What this task involves =
Turn every line of the items into a Markdown table with two columns, Row and Line, numbering each row and leaving out blank lines.

%%

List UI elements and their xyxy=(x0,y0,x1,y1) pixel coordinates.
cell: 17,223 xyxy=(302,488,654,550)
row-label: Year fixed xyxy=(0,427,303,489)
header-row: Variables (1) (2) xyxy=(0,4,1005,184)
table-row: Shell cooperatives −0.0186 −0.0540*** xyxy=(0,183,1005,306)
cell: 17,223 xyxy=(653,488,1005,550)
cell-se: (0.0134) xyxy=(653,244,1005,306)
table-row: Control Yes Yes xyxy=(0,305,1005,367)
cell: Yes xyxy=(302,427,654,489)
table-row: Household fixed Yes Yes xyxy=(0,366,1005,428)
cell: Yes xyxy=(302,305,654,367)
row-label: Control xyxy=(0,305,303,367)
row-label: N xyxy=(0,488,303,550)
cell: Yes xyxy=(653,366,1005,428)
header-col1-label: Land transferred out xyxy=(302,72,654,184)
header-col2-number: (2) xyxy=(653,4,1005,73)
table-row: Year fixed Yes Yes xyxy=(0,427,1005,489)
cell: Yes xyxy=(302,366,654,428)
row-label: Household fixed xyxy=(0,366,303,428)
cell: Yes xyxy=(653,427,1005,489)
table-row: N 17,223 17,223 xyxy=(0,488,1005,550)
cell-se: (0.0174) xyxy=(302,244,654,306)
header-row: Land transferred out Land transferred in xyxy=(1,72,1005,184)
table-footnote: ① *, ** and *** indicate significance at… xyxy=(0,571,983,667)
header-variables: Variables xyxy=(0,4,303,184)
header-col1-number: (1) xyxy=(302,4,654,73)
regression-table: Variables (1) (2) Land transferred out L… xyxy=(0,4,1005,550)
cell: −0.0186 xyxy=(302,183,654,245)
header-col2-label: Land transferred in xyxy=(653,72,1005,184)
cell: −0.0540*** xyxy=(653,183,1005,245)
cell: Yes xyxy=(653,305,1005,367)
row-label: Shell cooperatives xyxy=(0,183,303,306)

%%

Full output =
| Row | Line |
|---|---|
| 1 | List UI elements and their xyxy=(x0,y0,x1,y1) pixel coordinates. |
| 2 | cell: 17,223 xyxy=(302,488,654,550) |
| 3 | row-label: Year fixed xyxy=(0,427,303,489) |
| 4 | header-row: Variables (1) (2) xyxy=(0,4,1005,184) |
| 5 | table-row: Shell cooperatives −0.0186 −0.0540*** xyxy=(0,183,1005,306) |
| 6 | cell: 17,223 xyxy=(653,488,1005,550) |
| 7 | cell-se: (0.0134) xyxy=(653,244,1005,306) |
| 8 | table-row: Control Yes Yes xyxy=(0,305,1005,367) |
| 9 | cell: Yes xyxy=(302,427,654,489) |
| 10 | table-row: Household fixed Yes Yes xyxy=(0,366,1005,428) |
| 11 | cell: Yes xyxy=(302,305,654,367) |
| 12 | row-label: Control xyxy=(0,305,303,367) |
| 13 | row-label: N xyxy=(0,488,303,550) |
| 14 | cell: Yes xyxy=(653,366,1005,428) |
| 15 | header-col1-label: Land transferred out xyxy=(302,72,654,184) |
| 16 | header-col2-number: (2) xyxy=(653,4,1005,73) |
| 17 | table-row: Year fixed Yes Yes xyxy=(0,427,1005,489) |
| 18 | cell: Yes xyxy=(302,366,654,428) |
| 19 | row-label: Household fixed xyxy=(0,366,303,428) |
| 20 | cell: Yes xyxy=(653,427,1005,489) |
| 21 | table-row: N 17,223 17,223 xyxy=(0,488,1005,550) |
| 22 | cell-se: (0.0174) xyxy=(302,244,654,306) |
| 23 | header-row: Land transferred out Land transferred in xyxy=(1,72,1005,184) |
| 24 | table-footnote: ① *, ** and *** indicate significance at… xyxy=(0,571,983,667) |
| 25 | header-variables: Variables xyxy=(0,4,303,184) |
| 26 | header-col1-number: (1) xyxy=(302,4,654,73) |
| 27 | regression-table: Variables (1) (2) Land transferred out L… xyxy=(0,4,1005,550) |
| 28 | cell: −0.0186 xyxy=(302,183,654,245) |
| 29 | header-col2-label: Land transferred in xyxy=(653,72,1005,184) |
| 30 | cell: −0.0540*** xyxy=(653,183,1005,245) |
| 31 | cell: Yes xyxy=(653,305,1005,367) |
| 32 | row-label: Shell cooperatives xyxy=(0,183,303,306) |